+++ Supplied records
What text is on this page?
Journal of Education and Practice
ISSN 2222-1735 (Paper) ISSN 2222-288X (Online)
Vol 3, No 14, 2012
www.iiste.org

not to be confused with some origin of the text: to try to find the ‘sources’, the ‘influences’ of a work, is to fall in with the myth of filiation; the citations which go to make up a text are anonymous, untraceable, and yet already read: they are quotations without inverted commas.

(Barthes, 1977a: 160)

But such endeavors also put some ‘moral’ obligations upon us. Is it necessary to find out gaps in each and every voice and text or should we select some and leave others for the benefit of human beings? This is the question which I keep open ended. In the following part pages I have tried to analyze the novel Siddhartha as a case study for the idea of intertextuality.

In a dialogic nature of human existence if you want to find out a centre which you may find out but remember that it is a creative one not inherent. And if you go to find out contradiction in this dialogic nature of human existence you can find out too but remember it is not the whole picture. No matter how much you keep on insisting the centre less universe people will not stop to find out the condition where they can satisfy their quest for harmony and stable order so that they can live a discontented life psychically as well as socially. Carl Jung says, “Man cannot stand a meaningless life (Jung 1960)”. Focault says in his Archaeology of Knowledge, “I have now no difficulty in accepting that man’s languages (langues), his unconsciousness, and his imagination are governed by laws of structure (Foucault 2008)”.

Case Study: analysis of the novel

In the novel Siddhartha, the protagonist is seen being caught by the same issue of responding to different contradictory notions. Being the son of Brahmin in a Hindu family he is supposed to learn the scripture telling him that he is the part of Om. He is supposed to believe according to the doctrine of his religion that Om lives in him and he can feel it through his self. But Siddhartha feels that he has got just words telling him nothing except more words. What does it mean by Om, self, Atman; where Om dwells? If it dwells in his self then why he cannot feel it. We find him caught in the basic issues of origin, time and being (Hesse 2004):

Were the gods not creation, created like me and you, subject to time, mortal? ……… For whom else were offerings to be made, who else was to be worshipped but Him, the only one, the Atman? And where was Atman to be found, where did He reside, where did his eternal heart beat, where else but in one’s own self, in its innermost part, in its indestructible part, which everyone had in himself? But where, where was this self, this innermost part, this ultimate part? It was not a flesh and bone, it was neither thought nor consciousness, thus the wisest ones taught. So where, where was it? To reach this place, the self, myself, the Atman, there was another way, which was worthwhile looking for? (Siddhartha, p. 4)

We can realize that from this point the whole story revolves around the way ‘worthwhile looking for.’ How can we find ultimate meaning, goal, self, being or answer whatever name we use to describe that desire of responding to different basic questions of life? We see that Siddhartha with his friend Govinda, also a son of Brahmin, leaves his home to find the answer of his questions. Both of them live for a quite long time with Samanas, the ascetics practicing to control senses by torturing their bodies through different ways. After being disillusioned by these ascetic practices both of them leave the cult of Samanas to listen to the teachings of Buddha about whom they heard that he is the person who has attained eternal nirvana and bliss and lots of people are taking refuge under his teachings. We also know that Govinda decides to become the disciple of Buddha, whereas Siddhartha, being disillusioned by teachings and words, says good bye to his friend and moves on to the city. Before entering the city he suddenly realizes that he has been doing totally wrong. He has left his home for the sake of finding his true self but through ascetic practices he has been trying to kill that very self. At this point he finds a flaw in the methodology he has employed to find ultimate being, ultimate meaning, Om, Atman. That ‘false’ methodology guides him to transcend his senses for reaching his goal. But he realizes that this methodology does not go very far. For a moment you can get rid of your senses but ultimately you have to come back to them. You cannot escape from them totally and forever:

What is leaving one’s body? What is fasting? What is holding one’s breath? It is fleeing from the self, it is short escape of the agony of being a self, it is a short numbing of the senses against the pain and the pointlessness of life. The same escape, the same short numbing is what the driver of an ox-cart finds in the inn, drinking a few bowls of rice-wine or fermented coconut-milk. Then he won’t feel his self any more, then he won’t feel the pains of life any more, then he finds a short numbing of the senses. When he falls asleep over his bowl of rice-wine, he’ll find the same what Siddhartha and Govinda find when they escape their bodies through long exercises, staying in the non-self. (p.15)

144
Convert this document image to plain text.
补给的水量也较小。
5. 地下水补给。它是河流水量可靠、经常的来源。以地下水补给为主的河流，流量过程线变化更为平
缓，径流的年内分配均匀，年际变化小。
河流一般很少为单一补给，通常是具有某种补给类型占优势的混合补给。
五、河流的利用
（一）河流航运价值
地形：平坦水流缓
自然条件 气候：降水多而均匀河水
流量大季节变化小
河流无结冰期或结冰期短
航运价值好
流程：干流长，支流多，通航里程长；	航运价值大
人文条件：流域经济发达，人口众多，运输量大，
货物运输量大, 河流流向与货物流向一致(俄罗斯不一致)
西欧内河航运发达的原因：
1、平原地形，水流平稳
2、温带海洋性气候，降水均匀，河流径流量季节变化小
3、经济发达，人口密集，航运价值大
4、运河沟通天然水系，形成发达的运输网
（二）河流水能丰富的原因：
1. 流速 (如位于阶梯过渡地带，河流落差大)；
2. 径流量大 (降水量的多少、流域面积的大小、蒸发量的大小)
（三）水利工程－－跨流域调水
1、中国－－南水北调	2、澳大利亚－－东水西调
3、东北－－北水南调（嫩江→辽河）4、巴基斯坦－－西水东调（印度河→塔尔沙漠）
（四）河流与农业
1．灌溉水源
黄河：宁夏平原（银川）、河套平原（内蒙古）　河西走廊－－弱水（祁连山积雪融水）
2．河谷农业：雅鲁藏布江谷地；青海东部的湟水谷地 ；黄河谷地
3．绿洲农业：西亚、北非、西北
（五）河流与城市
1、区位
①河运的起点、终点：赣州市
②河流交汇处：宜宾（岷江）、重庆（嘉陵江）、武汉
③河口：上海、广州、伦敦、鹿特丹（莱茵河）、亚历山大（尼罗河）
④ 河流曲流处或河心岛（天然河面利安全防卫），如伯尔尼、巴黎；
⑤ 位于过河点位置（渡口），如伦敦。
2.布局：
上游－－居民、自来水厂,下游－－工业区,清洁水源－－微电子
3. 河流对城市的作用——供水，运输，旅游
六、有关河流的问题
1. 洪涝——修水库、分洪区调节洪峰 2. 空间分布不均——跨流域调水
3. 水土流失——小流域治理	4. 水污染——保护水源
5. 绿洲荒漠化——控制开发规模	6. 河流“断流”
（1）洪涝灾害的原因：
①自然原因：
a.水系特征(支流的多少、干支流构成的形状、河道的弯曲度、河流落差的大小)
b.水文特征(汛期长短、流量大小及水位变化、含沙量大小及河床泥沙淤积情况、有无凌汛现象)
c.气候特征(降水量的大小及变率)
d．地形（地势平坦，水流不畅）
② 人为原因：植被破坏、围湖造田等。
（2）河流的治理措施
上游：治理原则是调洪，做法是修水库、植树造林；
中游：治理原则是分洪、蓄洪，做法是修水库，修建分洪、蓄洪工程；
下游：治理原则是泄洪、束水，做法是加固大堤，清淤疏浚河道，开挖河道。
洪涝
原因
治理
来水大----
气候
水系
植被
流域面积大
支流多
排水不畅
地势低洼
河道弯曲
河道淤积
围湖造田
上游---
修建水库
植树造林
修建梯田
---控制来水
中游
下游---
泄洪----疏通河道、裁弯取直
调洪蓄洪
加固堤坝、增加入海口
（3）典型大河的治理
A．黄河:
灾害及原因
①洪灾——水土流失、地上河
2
++++++
◆ **Problem statement**
Your task is to retype all the records above with nothing left out.

◆ **Finished task**
What text is on this page?
Journal of Education and Practice
ISSN 2222-1735 (Paper) ISSN 2222-288X (Online)
Vol 3, No 14, 2012
www.iiste.org

not to be confused with some origin of the text: to try to find the ‘sources’, the ‘influences’ of a work, is to fall in with the myth of filiation; the citations which go to make up a text are anonymous, untraceable, and yet already read: they are quotations without inverted commas.

(Barthes, 1977a: 160)

But such endeavors also put some ‘moral’ obligations upon us. Is it necessary to find out gaps in each and every voice and text or should we select some and leave others for the benefit of human beings? This is the question which I keep open ended. In the following part pages I have tried to analyze the novel Siddhartha as a case study for the idea of intertextuality.

In a dialogic nature of human existence if you want to find out a centre which you may find out but remember that it is a creative one not inherent. And if you go to find out contradiction in this dialogic nature of human existence you can find out too but remember it is not the whole picture. No matter how much you keep on insisting the centre less universe people will not stop to find out the condition where they can satisfy their quest for harmony and stable order so that they can live a discontented life psychically as well as socially. Carl Jung says, “Man cannot stand a meaningless life (Jung 1960)”. Focault says in his Archaeology of Knowledge, “I have now no difficulty in accepting that man’s languages (langues), his unconsciousness, and his imagination are governed by laws of structure (Foucault 2008)”.

Case Study: analysis of the novel

In the novel Siddhartha, the protagonist is seen being caught by the same issue of responding to different contradictory notions. Being the son of Brahmin in a Hindu family he is supposed to learn the scripture telling him that he is the part of Om. He is supposed to believe according to the doctrine of his religion that Om lives in him and he can feel it through his self. But Siddhartha feels that he has got just words telling him nothing except more words. What does it mean by Om, self, Atman; where Om dwells? If it dwells in his self then why he cannot feel it. We find him caught in the basic issues of origin, time and being (Hesse 2004):

Were the gods not creation, created like me and you, subject to time, mortal? ……… For whom else were offerings to be made, who else was to be worshipped but Him, the only one, the Atman? And where was Atman to be found, where did He reside, where did his eternal heart beat, where else but in one’s own self, in its innermost part, in its indestructible part, which everyone had in himself? But where, where was this self, this innermost part, this ultimate part? It was not a flesh and bone, it was neither thought nor consciousness, thus the wisest ones taught. So where, where was it? To reach this place, the self, myself, the Atman, there was another way, which was worthwhile looking for? (Siddhartha, p. 4)

We can realize that from this point the whole story revolves around the way ‘worthwhile looking for.’ How can we find ultimate meaning, goal, self, being or answer whatever name we use to describe that desire of responding to different basic questions of life? We see that Siddhartha with his friend Govinda, also a son of Brahmin, leaves his home to find the answer of his questions. Both of them live for a quite long time with Samanas, the ascetics practicing to control senses by torturing their bodies through different ways. After being disillusioned by these ascetic practices both of them leave the cult of Samanas to listen to the teachings of Buddha about whom they heard that he is the person who has attained eternal nirvana and bliss and lots of people are taking refuge under his teachings. We also know that Govinda decides to become the disciple of Buddha, whereas Siddhartha, being disillusioned by teachings and words, says good bye to his friend and moves on to the city. Before entering the city he suddenly realizes that he has been doing totally wrong. He has left his home for the sake of finding his true self but through ascetic practices he has been trying to kill that very self. At this point he finds a flaw in the methodology he has employed to find ultimate being, ultimate meaning, Om, Atman. That ‘false’ methodology guides him to transcend his senses for reaching his goal. But he realizes that this methodology does not go very far. For a moment you can get rid of your senses but ultimately you have to come back to them. You cannot escape from them totally and forever:

What is leaving one’s body? What is fasting? What is holding one’s breath? It is fleeing from the self, it is short escape of the agony of being a self, it is a short numbing of the senses against the pain and the pointlessness of life. The same escape, the same short numbing is what the driver of an ox-cart finds in the inn, drinking a few bowls of rice-wine or fermented coconut-milk. Then he won’t feel his self any more, then he won’t feel the pains of life any more, then he finds a short numbing of the senses. When he falls asleep over his bowl of rice-wine, he’ll find the same what Siddhartha and Govinda find when they escape their bodies through long exercises, staying in the non-self. (p.15)

144
Convert this document image to plain text.
补给的水量也较小。
5. 地下水补给。它是河流水量可靠、经常的来源。以地下水补给为主的河流，流量过程线变化更为平
缓，径流的年内分配均匀，年际变化小。
河流一般很少为单一补给，通常是具有某种补给类型占优势的混合补给。
五、河流的利用
（一）河流航运价值
地形：平坦水流缓
自然条件 气候：降水多而均匀河水
流量大季节变化小
河流无结冰期或结冰期短
航运价值好
流程：干流长，支流多，通航里程长；	航运价值大
人文条件：流域经济发达，人口众多，运输量大，
货物运输量大, 河流流向与货物流向一致(俄罗斯不一致)
西欧内河航运发达的原因：
1、平原地形，水流平稳
2、温带海洋性气候，降水均匀，河流径流量季节变化小
3、经济发达，人口密集，航运价值大
4、运河沟通天然水系，形成发达的运输网
（二）河流水能丰富的原因：
1. 流速 (如位于阶梯过渡地带，河流落差大)；
2. 径流量大 (降水量的多少、流域面积的大小、蒸发量的大小)
（三）水利工程－－跨流域调水
1、中国－－南水北调	2、澳大利亚－－东水西调
3、东北－－北水南调（嫩江→辽河）4、巴基斯坦－－西水东调（印度河→塔尔沙漠）
（四）河流与农业
1．灌溉水源
黄河：宁夏平原（银川）、河套平原（内蒙古）　河西走廊－－弱水（祁连山积雪融水）
2．河谷农业：雅鲁藏布江谷地；青海东部的湟水谷地 ；黄河谷地
3．绿洲农业：西亚、北非、西北
（五）河流与城市
1、区位
①河运的起点、终点：赣州市
②河流交汇处：宜宾（岷江）、重庆（嘉陵江）、武汉
③河口：上海、广州、伦敦、鹿特丹（莱茵河）、亚历山大（尼罗河）
④ 河流曲流处或河心岛（天然河面利安全防卫），如伯尔尼、巴黎；
⑤ 位于过河点位置（渡口），如伦敦。
2.布局：
上游－－居民、自来水厂,下游－－工业区,清洁水源－－微电子
3. 河流对城市的作用——供水，运输，旅游
六、有关河流的问题
1. 洪涝——修水库、分洪区调节洪峰 2. 空间分布不均——跨流域调水
3. 水土流失——小流域治理	4. 水污染——保护水源
5. 绿洲荒漠化——控制开发规模	6. 河流“断流”
（1）洪涝灾害的原因：
①自然原因：
a.水系特征(支流的多少、干支流构成的形状、河道的弯曲度、河流落差的大小)
b.水文特征(汛期长短、流量大小及水位变化、含沙量大小及河床泥沙淤积情况、有无凌汛现象)
c.气候特征(降水量的大小及变率)
d．地形（地势平坦，水流不畅）
② 人为原因：植被破坏、围湖造田等。
（2）河流的治理措施
上游：治理原则是调洪，做法是修水库、植树造林；
中游：治理原则是分洪、蓄洪，做法是修水库，修建分洪、蓄洪工程；
下游：治理原则是泄洪、束水，做法是加固大堤，清淤疏浚河道，开挖河道。
洪涝
原因
治理
来水大----
气候
水系
植被
流域面积大
支流多
排水不畅
地势低洼
河道弯曲
河道淤积
围湖造田
上游---
修建水库
植树造林
修建梯田
---控制来水
中游
下游---
泄洪----疏通河道、裁弯取直
调洪蓄洪
加固堤坝、增加入海口
（3）典型大河的治理
A．黄河:
灾害及原因
①洪灾——水土流失、地上河
2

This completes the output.